## Written task
Return the records exactly as they are.

## Supplied material

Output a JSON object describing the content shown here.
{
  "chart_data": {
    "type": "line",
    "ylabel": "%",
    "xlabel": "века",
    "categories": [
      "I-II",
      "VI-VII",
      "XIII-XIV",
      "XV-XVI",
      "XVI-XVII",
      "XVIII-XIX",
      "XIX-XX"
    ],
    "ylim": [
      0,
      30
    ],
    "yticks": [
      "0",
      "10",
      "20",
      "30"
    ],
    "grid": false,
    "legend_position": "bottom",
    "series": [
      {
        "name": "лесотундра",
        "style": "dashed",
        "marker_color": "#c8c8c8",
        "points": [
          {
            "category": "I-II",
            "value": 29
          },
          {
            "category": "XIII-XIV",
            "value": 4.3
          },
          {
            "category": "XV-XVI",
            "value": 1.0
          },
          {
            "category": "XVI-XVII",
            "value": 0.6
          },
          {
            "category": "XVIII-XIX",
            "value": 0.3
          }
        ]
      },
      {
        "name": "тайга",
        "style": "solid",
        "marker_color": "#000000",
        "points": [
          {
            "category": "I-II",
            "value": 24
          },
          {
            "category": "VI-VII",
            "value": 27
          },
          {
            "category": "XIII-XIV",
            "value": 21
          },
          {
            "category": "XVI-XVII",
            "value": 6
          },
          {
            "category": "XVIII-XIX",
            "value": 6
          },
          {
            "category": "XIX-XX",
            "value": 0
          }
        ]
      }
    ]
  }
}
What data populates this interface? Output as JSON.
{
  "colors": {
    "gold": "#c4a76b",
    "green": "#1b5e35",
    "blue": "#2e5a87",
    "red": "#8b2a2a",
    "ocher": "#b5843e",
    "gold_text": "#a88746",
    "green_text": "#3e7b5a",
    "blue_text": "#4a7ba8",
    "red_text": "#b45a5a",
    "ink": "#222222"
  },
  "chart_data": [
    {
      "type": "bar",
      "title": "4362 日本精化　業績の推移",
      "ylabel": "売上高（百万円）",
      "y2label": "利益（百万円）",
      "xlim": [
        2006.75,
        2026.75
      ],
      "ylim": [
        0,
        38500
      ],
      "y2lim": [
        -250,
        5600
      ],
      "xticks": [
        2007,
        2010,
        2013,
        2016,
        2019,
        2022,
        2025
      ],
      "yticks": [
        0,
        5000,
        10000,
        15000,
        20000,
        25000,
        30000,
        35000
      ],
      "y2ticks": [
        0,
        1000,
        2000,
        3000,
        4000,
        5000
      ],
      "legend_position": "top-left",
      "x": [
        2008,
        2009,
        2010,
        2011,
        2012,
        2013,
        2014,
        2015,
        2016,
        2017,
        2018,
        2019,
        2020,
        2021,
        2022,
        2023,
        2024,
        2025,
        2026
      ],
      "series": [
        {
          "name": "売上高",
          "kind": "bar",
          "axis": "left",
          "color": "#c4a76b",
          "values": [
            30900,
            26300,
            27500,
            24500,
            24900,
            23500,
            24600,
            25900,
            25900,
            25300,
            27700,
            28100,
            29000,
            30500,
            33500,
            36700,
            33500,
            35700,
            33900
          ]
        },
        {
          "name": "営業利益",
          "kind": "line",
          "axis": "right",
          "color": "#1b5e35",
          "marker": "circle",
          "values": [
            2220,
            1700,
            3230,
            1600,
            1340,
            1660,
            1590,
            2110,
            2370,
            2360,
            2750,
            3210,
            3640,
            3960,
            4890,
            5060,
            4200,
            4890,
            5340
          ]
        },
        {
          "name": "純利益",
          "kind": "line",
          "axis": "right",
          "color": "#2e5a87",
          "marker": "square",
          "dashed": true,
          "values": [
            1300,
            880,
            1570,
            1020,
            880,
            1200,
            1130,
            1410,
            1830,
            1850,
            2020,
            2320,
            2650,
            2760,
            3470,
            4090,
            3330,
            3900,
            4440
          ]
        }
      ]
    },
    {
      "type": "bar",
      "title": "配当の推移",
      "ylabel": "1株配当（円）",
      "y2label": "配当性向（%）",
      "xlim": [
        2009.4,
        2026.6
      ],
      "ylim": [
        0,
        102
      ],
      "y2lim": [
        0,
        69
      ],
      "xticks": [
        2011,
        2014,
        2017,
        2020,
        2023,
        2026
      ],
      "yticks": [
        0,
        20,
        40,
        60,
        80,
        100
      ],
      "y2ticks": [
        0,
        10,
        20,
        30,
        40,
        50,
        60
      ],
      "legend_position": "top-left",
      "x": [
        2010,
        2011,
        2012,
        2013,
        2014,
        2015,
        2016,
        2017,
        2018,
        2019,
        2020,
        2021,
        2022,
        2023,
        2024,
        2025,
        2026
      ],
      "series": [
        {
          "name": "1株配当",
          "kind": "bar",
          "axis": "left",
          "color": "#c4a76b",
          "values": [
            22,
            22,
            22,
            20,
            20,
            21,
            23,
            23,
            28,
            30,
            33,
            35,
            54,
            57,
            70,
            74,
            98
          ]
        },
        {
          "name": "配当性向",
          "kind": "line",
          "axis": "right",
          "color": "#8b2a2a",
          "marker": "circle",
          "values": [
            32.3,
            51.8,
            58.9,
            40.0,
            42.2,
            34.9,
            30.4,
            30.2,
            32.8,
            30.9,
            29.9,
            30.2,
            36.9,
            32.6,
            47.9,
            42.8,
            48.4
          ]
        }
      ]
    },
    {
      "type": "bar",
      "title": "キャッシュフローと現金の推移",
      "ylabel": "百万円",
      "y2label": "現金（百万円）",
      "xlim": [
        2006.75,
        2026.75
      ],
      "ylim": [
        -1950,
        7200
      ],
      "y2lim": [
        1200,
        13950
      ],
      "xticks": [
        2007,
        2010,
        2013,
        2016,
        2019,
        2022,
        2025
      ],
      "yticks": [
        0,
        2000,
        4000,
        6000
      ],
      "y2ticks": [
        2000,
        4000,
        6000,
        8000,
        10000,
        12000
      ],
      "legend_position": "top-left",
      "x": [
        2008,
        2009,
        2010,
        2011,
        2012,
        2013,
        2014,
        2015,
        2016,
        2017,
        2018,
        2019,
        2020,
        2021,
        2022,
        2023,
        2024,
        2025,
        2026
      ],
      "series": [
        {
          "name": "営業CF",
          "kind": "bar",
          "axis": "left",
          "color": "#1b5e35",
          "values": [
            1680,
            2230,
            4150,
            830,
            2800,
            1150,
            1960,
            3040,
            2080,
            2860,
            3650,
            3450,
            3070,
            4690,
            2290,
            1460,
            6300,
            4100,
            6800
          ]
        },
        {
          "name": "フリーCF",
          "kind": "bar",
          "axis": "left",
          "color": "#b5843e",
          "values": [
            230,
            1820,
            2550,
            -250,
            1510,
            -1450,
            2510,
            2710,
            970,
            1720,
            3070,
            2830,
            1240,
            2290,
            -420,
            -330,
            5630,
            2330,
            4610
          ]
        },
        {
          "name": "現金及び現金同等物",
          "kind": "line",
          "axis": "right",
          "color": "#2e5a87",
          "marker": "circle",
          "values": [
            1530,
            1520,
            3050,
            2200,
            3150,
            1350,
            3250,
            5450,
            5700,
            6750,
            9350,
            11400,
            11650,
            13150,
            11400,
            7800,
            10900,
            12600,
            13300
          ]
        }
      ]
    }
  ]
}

## Exercise output
Output a JSON object describing the content shown here.
{
  "chart_data": {
    "type": "line",
    "ylabel": "%",
    "xlabel": "века",
    "categories": [
      "I-II",
      "VI-VII",
      "XIII-XIV",
      "XV-XVI",
      "XVI-XVII",
      "XVIII-XIX",
      "XIX-XX"
    ],
    "ylim": [
      0,
      30
    ],
    "yticks": [
      "0",
      "10",
      "20",
      "30"
    ],
    "grid": false,
    "legend_position": "bottom",
    "series": [
      {
        "name": "лесотундра",
        "style": "dashed",
        "marker_color": "#c8c8c8",
        "points": [
          {
            "category": "I-II",
            "value": 29
          },
          {
            "category": "XIII-XIV",
            "value": 4.3
          },
          {
            "category": "XV-XVI",
            "value": 1.0
          },
          {
            "category": "XVI-XVII",
            "value": 0.6
          },
          {
            "category": "XVIII-XIX",
            "value": 0.3
          }
        ]
      },
      {
        "name": "тайга",
        "style": "solid",
        "marker_color": "#000000",
        "points": [
          {
            "category": "I-II",
            "value": 24
          },
          {
            "category": "VI-VII",
            "value": 27
          },
          {
            "category": "XIII-XIV",
            "value": 21
          },
          {
            "category": "XVI-XVII",
            "value": 6
          },
          {
            "category": "XVIII-XIX",
            "value": 6
          },
          {
            "category": "XIX-XX",
            "value": 0
          }
        ]
      }
    ]
  }
}
What data populates this interface? Output as JSON.
{
  "colors": {
    "gold": "#c4a76b",
    "green": "#1b5e35",
    "blue": "#2e5a87",
    "red": "#8b2a2a",
    "ocher": "#b5843e",
    "gold_text": "#a88746",
    "green_text": "#3e7b5a",
    "blue_text": "#4a7ba8",
    "red_text": "#b45a5a",
    "ink": "#222222"
  },
  "chart_data": [
    {
      "type": "bar",
      "title": "4362 日本精化　業績の推移",
      "ylabel": "売上高（百万円）",
      "y2label": "利益（百万円）",
      "xlim": [
        2006.75,
        2026.75
      ],
      "ylim": [
        0,
        38500
      ],
      "y2lim": [
        -250,
        5600
      ],
      "xticks": [
        2007,
        2010,
        2013,
        2016,
        2019,
        2022,
        2025
      ],
      "yticks": [
        0,
        5000,
        10000,
        15000,
        20000,
        25000,
        30000,
        35000
      ],
      "y2ticks": [
        0,
        1000,
        2000,
        3000,
        4000,
        5000
      ],
      "legend_position": "top-left",
      "x": [
        2008,
        2009,
        2010,
        2011,
        2012,
        2013,
        2014,
        2015,
        2016,
        2017,
        2018,
        2019,
        2020,
        2021,
        2022,
        2023,
        2024,
        2025,
        2026
      ],
      "series": [
        {
          "name": "売上高",
          "kind": "bar",
          "axis": "left",
          "color": "#c4a76b",
          "values": [
            30900,
            26300,
            27500,
            24500,
            24900,
            23500,
            24600,
            25900,
            25900,
            25300,
            27700,
            28100,
            29000,
            30500,
            33500,
            36700,
            33500,
            35700,
            33900
          ]
        },
        {
          "name": "営業利益",
          "kind": "line",
          "axis": "right",
          "color": "#1b5e35",
          "marker": "circle",
          "values": [
            2220,
            1700,
            3230,
            1600,
            1340,
            1660,
            1590,
            2110,
            2370,
            2360,
            2750,
            3210,
            3640,
            3960,
            4890,
            5060,
            4200,
            4890,
            5340
          ]
        },
        {
          "name": "純利益",
          "kind": "line",
          "axis": "right",
          "color": "#2e5a87",
          "marker": "square",
          "dashed": true,
          "values": [
            1300,
            880,
            1570,
            1020,
            880,
            1200,
            1130,
            1410,
            1830,
            1850,
            2020,
            2320,
            2650,
            2760,
            3470,
            4090,
            3330,
            3900,
            4440
          ]
        }
      ]
    },
    {
      "type": "bar",
      "title": "配当の推移",
      "ylabel": "1株配当（円）",
      "y2label": "配当性向（%）",
      "xlim": [
        2009.4,
        2026.6
      ],
      "ylim": [
        0,
        102
      ],
      "y2lim": [
        0,
        69
      ],
      "xticks": [
        2011,
        2014,
        2017,
        2020,
        2023,
        2026
      ],
      "yticks": [
        0,
        20,
        40,
        60,
        80,
        100
      ],
      "y2ticks": [
        0,
        10,
        20,
        30,
        40,
        50,
        60
      ],
      "legend_position": "top-left",
      "x": [
        2010,
        2011,
        2012,
        2013,
        2014,
        2015,
        2016,
        2017,
        2018,
        2019,
        2020,
        2021,
        2022,
        2023,
        2024,
        2025,
        2026
      ],
      "series": [
        {
          "name": "1株配当",
          "kind": "bar",
          "axis": "left",
          "color": "#c4a76b",
          "values": [
            22,
            22,
            22,
            20,
            20,
            21,
            23,
            23,
            28,
            30,
            33,
            35,
            54,
            57,
            70,
            74,
            98
          ]
        },
        {
          "name": "配当性向",
          "kind": "line",
          "axis": "right",
          "color": "#8b2a2a",
          "marker": "circle",
          "values": [
            32.3,
            51.8,
            58.9,
            40.0,
            42.2,
            34.9,
            30.4,
            30.2,
            32.8,
            30.9,
            29.9,
            30.2,
            36.9,
            32.6,
            47.9,
            42.8,
            48.4
          ]
        }
      ]
    },
    {
      "type": "bar",
      "title": "キャッシュフローと現金の推移",
      "ylabel": "百万円",
      "y2label": "現金（百万円）",
      "xlim": [
        2006.75,
        2026.75
      ],
      "ylim": [
        -1950,
        7200
      ],
      "y2lim": [
        1200,
        13950
      ],
      "xticks": [
        2007,
        2010,
        2013,
        2016,
        2019,
        2022,
        2025
      ],
      "yticks": [
        0,
        2000,
        4000,
        6000
      ],
      "y2ticks": [
        2000,
        4000,
        6000,
        8000,
        10000,
        12000
      ],
      "legend_position": "top-left",
      "x": [
        2008,
        2009,
        2010,
        2011,
        2012,
        2013,
        2014,
        2015,
        2016,
        2017,
        2018,
        2019,
        2020,
        2021,
        2022,
        2023,
        2024,
        2025,
        2026
      ],
      "series": [
        {
          "name": "営業CF",
          "kind": "bar",
          "axis": "left",
          "color": "#1b5e35",
          "values": [
            1680,
            2230,
            4150,
            830,
            2800,
            1150,
            1960,
            3040,
            2080,
            2860,
            3650,
            3450,
            3070,
            4690,
            2290,
            1460,
            6300,
            4100,
            6800
          ]
        },
        {
          "name": "フリーCF",
          "kind": "bar",
          "axis": "left",
          "color": "#b5843e",
          "values": [
            230,
            1820,
            2550,
            -250,
            1510,
            -1450,
            2510,
            2710,
            970,
            1720,
            3070,
            2830,
            1240,
            2290,
            -420,
            -330,
            5630,
            2330,
            4610
          ]
        },
        {
          "name": "現金及び現金同等物",
          "kind": "line",
          "axis": "right",
          "color": "#2e5a87",
          "marker": "circle",
          "values": [
            1530,
            1520,
            3050,
            2200,
            3150,
            1350,
            3250,
            5450,
            5700,
            6750,
            9350,
            11400,
            11650,
            13150,
            11400,
            7800,
            10900,
            12600,
            13300
          ]
        }
      ]
    }
  ]
}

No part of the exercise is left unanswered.